[Data listing]
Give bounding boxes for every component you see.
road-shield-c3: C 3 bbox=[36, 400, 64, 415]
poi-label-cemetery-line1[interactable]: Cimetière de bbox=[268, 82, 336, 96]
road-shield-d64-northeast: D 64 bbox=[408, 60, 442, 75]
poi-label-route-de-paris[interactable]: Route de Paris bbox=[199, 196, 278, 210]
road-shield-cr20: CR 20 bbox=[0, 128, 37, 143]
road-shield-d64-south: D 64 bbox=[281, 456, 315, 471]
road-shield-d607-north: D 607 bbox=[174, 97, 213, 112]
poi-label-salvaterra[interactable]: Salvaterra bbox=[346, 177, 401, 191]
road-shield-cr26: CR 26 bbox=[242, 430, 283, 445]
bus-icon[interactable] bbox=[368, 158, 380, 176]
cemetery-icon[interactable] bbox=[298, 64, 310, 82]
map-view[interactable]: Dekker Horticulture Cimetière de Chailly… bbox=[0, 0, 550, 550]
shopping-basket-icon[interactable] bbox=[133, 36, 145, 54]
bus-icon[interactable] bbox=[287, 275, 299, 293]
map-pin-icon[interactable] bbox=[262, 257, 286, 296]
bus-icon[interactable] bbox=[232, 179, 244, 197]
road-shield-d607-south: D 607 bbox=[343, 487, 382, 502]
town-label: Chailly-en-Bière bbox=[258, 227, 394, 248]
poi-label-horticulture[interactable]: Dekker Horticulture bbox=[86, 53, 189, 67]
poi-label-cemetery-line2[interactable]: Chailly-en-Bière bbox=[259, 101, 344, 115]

# [REQUIREMENT]
Render every line of the data listing above as a JSON list of strings, with one string per line and any blank lines omitted.

# [SOLUTION FOR THIS EXERCISE]
[
  "Give bounding boxes for every component you see.",
  "road-shield-c3: C 3 bbox=[36, 400, 64, 415]",
  "poi-label-cemetery-line1[interactable]: Cimetière de bbox=[268, 82, 336, 96]",
  "road-shield-d64-northeast: D 64 bbox=[408, 60, 442, 75]",
  "poi-label-route-de-paris[interactable]: Route de Paris bbox=[199, 196, 278, 210]",
  "road-shield-cr20: CR 20 bbox=[0, 128, 37, 143]",
  "road-shield-d64-south: D 64 bbox=[281, 456, 315, 471]",
  "road-shield-d607-north: D 607 bbox=[174, 97, 213, 112]",
  "poi-label-salvaterra[interactable]: Salvaterra bbox=[346, 177, 401, 191]",
  "road-shield-cr26: CR 26 bbox=[242, 430, 283, 445]",
  "bus-icon[interactable] bbox=[368, 158, 380, 176]",
  "cemetery-icon[interactable] bbox=[298, 64, 310, 82]",
  "map-view[interactable]: Dekker Horticulture Cimetière de Chailly… bbox=[0, 0, 550, 550]",
  "shopping-basket-icon[interactable] bbox=[133, 36, 145, 54]",
  "bus-icon[interactable] bbox=[287, 275, 299, 293]",
  "map-pin-icon[interactable] bbox=[262, 257, 286, 296]",
  "bus-icon[interactable] bbox=[232, 179, 244, 197]",
  "road-shield-d607-south: D 607 bbox=[343, 487, 382, 502]",
  "town-label: Chailly-en-Bière bbox=[258, 227, 394, 248]",
  "poi-label-horticulture[interactable]: Dekker Horticulture bbox=[86, 53, 189, 67]",
  "poi-label-cemetery-line2[interactable]: Chailly-en-Bière bbox=[259, 101, 344, 115]"
]